Region annotation records:
• • • •

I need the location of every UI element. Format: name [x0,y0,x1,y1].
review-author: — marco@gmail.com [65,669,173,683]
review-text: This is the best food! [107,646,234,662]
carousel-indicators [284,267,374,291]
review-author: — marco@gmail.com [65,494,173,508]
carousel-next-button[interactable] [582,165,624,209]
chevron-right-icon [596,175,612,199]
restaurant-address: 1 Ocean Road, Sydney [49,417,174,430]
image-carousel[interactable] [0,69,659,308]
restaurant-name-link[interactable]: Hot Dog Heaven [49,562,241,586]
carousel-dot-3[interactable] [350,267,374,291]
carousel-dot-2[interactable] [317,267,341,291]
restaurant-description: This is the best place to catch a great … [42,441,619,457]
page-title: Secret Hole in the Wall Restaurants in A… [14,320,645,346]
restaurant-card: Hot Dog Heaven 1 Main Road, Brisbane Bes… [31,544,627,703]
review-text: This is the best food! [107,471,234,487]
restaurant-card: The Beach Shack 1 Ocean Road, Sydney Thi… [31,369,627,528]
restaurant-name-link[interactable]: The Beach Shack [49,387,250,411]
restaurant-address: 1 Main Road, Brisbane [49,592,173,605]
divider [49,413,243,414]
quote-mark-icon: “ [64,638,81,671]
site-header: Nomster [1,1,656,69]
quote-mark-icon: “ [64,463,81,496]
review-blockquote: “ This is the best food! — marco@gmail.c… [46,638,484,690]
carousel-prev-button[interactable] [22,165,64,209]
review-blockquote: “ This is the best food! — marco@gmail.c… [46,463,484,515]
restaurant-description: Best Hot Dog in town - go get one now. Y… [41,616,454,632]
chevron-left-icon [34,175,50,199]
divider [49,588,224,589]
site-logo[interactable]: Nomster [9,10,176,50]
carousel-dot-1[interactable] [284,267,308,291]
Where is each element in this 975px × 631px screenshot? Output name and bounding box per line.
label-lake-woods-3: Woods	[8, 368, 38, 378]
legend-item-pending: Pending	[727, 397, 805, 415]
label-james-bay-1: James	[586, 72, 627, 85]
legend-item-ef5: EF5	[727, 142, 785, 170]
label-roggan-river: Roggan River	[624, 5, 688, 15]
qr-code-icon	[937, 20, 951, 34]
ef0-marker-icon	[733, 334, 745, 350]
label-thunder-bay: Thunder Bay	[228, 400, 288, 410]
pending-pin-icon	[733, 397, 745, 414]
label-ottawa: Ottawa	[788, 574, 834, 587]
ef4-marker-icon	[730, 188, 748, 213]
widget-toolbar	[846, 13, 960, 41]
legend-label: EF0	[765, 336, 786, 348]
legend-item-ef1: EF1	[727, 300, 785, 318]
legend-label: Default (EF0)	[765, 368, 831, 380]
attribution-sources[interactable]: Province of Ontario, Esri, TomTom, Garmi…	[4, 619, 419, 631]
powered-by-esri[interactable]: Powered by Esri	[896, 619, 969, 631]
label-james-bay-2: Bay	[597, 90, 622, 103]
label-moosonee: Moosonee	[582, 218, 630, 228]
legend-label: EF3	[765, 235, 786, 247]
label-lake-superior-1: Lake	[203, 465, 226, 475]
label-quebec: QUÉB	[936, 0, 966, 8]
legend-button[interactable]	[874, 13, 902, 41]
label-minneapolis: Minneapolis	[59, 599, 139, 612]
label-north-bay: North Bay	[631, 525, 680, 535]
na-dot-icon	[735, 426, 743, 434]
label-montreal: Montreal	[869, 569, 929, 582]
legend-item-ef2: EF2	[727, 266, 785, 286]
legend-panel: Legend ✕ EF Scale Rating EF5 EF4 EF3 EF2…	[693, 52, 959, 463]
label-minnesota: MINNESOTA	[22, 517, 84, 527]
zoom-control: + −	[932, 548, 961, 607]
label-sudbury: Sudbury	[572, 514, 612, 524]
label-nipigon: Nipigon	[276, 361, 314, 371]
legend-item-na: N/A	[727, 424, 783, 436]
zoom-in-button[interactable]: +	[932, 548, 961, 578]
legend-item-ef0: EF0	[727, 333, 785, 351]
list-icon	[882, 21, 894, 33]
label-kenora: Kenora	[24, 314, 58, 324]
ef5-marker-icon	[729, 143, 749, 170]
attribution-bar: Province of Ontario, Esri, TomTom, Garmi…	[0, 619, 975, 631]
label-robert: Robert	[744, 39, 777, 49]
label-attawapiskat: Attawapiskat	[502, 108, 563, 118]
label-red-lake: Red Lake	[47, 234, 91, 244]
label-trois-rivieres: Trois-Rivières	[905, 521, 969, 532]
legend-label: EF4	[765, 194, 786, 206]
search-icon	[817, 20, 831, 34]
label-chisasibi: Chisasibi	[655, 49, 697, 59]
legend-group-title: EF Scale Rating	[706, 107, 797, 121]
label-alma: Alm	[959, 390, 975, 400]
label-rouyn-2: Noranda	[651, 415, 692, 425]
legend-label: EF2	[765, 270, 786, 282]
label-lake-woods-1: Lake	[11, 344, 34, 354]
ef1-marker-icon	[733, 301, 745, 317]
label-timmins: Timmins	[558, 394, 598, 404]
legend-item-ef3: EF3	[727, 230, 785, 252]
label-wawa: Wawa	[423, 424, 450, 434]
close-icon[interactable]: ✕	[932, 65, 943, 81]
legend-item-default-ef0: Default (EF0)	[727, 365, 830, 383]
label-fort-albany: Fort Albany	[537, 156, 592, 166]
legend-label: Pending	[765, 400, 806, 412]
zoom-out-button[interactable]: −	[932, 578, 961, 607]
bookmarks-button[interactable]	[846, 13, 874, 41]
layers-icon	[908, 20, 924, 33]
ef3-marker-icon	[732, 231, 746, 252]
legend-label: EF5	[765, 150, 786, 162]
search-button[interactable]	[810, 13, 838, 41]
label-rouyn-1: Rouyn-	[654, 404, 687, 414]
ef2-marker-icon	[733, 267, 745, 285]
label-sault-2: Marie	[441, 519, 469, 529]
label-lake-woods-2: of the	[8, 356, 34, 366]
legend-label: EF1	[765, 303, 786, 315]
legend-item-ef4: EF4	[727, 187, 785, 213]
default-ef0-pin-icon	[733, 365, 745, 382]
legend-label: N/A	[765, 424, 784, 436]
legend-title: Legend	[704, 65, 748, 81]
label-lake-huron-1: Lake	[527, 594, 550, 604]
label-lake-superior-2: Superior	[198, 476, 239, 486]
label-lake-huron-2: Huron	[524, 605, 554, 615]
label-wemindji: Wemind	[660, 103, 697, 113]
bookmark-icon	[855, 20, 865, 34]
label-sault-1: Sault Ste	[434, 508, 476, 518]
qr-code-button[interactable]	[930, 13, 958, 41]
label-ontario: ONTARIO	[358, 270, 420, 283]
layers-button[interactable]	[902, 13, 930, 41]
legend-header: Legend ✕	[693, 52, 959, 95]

• • • •

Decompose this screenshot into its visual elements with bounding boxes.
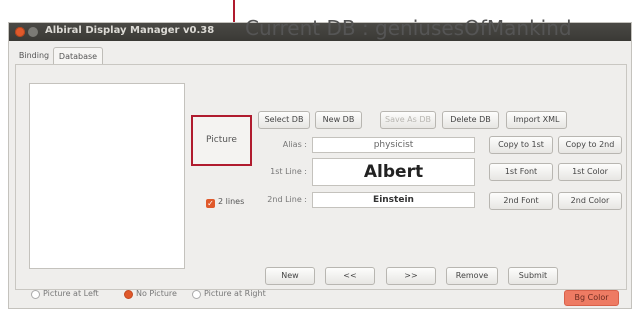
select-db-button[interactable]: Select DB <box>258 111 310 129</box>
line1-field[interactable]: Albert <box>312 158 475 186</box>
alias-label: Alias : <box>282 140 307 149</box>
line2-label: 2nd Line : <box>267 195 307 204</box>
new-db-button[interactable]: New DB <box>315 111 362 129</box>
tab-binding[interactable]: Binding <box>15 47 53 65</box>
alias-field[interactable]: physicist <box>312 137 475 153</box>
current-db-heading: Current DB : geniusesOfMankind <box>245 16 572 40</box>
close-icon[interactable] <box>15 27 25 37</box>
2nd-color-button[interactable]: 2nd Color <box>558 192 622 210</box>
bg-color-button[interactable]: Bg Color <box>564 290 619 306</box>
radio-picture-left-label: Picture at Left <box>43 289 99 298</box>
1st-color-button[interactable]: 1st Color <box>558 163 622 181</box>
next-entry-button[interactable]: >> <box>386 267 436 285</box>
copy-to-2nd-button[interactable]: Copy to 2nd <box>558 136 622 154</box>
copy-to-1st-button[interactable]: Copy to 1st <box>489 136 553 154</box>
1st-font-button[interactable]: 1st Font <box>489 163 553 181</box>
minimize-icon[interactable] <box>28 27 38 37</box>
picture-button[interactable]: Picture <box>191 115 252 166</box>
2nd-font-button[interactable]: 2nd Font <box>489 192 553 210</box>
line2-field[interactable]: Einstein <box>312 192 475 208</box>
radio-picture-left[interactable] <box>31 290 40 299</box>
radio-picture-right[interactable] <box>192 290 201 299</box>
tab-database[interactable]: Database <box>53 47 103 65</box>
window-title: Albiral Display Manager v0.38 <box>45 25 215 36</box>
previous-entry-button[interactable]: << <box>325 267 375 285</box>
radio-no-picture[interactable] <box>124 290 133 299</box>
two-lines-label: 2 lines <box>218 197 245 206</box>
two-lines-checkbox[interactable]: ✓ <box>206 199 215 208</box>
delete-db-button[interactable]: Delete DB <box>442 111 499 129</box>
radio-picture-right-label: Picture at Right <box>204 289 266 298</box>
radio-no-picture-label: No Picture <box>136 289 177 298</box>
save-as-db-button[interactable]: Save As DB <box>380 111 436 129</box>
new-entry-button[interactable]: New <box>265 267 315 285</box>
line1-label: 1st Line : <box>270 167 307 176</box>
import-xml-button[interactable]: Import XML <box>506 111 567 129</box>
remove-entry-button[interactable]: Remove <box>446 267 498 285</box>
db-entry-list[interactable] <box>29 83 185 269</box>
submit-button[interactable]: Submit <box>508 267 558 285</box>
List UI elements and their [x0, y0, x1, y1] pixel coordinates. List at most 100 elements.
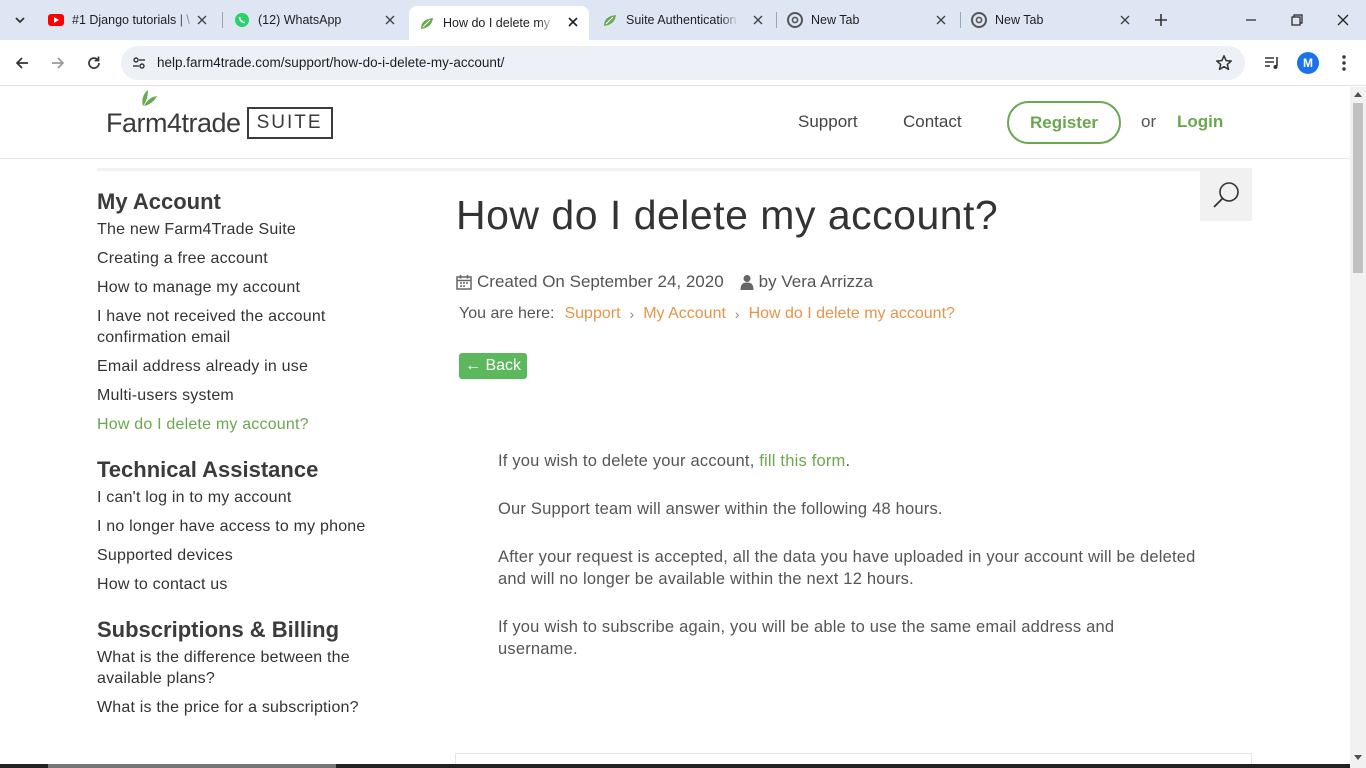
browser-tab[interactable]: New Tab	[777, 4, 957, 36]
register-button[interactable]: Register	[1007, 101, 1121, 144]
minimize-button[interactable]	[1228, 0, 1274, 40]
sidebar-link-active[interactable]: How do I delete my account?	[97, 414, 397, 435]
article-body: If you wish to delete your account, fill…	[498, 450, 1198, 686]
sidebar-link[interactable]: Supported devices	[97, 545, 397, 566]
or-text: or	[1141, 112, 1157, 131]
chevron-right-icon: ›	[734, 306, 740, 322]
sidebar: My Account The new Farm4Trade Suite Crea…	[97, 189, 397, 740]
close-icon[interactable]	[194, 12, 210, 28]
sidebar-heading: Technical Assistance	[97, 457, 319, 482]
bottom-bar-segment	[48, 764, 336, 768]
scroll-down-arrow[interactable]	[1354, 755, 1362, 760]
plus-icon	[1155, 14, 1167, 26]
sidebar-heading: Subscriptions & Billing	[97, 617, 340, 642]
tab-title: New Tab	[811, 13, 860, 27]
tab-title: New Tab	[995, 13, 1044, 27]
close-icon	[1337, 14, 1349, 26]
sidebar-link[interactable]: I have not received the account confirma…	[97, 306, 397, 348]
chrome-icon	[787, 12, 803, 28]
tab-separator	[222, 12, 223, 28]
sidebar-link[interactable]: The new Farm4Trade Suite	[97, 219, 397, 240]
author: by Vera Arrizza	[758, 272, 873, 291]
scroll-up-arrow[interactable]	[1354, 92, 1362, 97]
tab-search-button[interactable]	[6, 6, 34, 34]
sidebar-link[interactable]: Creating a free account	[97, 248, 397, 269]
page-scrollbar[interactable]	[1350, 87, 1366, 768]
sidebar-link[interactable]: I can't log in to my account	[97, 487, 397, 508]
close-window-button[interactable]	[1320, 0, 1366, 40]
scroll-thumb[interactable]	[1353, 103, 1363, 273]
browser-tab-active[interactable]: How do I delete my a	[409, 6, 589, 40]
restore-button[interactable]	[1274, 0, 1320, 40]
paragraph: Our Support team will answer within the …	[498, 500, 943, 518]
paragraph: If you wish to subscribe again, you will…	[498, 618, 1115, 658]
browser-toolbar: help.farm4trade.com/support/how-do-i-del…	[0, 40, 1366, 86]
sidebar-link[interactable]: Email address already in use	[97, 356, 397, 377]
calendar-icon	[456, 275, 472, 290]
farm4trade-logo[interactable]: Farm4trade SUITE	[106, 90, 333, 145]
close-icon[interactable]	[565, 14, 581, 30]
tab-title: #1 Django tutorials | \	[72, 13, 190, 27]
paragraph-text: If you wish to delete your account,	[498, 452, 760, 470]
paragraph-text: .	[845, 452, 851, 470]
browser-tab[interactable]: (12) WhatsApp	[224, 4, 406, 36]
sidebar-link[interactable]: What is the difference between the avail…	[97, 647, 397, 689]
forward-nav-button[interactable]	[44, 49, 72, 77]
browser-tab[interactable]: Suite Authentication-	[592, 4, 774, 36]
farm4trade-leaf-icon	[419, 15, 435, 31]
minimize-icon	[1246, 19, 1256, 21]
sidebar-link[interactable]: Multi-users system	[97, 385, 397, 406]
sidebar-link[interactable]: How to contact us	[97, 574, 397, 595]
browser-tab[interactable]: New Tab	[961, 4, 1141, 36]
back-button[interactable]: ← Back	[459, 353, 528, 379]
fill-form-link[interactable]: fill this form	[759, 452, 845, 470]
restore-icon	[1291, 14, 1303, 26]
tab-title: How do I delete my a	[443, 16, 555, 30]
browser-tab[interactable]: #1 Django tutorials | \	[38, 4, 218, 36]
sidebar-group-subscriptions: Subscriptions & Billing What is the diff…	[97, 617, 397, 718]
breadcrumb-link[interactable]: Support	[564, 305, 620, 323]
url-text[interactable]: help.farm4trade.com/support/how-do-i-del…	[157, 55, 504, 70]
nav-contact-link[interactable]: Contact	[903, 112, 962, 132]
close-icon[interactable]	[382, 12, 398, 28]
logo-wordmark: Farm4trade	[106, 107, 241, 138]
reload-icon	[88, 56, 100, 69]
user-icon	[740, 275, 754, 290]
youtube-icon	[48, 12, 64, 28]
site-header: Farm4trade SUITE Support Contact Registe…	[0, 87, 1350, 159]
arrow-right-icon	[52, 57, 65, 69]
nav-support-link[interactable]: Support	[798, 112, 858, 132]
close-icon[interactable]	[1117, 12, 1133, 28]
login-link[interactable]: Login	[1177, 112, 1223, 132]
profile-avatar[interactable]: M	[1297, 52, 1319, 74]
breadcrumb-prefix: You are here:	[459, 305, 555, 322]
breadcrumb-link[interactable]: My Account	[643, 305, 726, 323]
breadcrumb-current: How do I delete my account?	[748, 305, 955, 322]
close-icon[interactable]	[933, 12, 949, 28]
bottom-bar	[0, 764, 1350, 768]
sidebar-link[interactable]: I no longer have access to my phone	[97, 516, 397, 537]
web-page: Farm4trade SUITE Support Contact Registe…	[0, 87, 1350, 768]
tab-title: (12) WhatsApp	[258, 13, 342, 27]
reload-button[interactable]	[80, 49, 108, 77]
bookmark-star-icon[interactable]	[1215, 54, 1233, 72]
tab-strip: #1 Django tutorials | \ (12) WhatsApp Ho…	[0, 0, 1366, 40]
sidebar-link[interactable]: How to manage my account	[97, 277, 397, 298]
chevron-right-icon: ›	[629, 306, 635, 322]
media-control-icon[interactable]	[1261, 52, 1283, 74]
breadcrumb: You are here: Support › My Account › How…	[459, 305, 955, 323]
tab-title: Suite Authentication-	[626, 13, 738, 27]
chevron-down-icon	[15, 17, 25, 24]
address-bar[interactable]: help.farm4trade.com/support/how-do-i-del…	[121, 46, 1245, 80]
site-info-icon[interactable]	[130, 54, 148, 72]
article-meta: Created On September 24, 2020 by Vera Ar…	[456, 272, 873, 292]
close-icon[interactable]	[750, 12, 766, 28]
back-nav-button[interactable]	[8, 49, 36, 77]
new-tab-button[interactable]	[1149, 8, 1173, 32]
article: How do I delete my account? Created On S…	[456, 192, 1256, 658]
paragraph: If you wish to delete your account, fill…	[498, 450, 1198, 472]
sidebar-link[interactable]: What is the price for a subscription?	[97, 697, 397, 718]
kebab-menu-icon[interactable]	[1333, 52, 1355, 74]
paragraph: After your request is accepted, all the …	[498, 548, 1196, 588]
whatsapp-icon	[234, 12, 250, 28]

• • • •

▶ **Your instructions**: Copy the items verbatim, starting at the line containing "4, 957, 36]" and ending with the line containing "40, 1366, 86]", both lines included.

▶ **Problem solution**:
browser-tab[interactable]: New Tab	[777, 4, 957, 36]
register-button[interactable]: Register	[1007, 101, 1121, 144]
minimize-button[interactable]	[1228, 0, 1274, 40]
sidebar-link-active[interactable]: How do I delete my account?	[97, 414, 397, 435]
article-body: If you wish to delete your account, fill…	[498, 450, 1198, 686]
sidebar-link[interactable]: Supported devices	[97, 545, 397, 566]
or-text: or	[1141, 112, 1157, 131]
chevron-right-icon: ›	[734, 306, 740, 322]
sidebar: My Account The new Farm4Trade Suite Crea…	[97, 189, 397, 740]
close-icon[interactable]	[194, 12, 210, 28]
sidebar-heading: Technical Assistance	[97, 457, 319, 482]
bottom-bar-segment	[48, 764, 336, 768]
scroll-down-arrow[interactable]	[1354, 755, 1362, 760]
plus-icon	[1155, 14, 1167, 26]
sidebar-heading: Subscriptions & Billing	[97, 617, 340, 642]
tab-title: New Tab	[811, 13, 860, 27]
tab-title: New Tab	[995, 13, 1044, 27]
close-icon	[1337, 14, 1349, 26]
sidebar-link[interactable]: I have not received the account confirma…	[97, 306, 397, 348]
chrome-icon	[787, 12, 803, 28]
tab-separator	[222, 12, 223, 28]
sidebar-link[interactable]: The new Farm4Trade Suite	[97, 219, 397, 240]
author: by Vera Arrizza	[758, 272, 873, 291]
scroll-up-arrow[interactable]	[1354, 92, 1362, 97]
tab-search-button[interactable]	[6, 6, 34, 34]
sidebar-link[interactable]: Creating a free account	[97, 248, 397, 269]
page-scrollbar[interactable]	[1350, 87, 1366, 768]
sidebar-link[interactable]: I can't log in to my account	[97, 487, 397, 508]
close-window-button[interactable]	[1320, 0, 1366, 40]
scroll-thumb[interactable]	[1353, 103, 1363, 273]
browser-tab-active[interactable]: How do I delete my a	[409, 6, 589, 40]
restore-button[interactable]	[1274, 0, 1320, 40]
paragraph: Our Support team will answer within the …	[498, 500, 943, 518]
paragraph: If you wish to subscribe again, you will…	[498, 618, 1115, 658]
browser-toolbar: help.farm4trade.com/support/how-do-i-del…	[0, 40, 1366, 86]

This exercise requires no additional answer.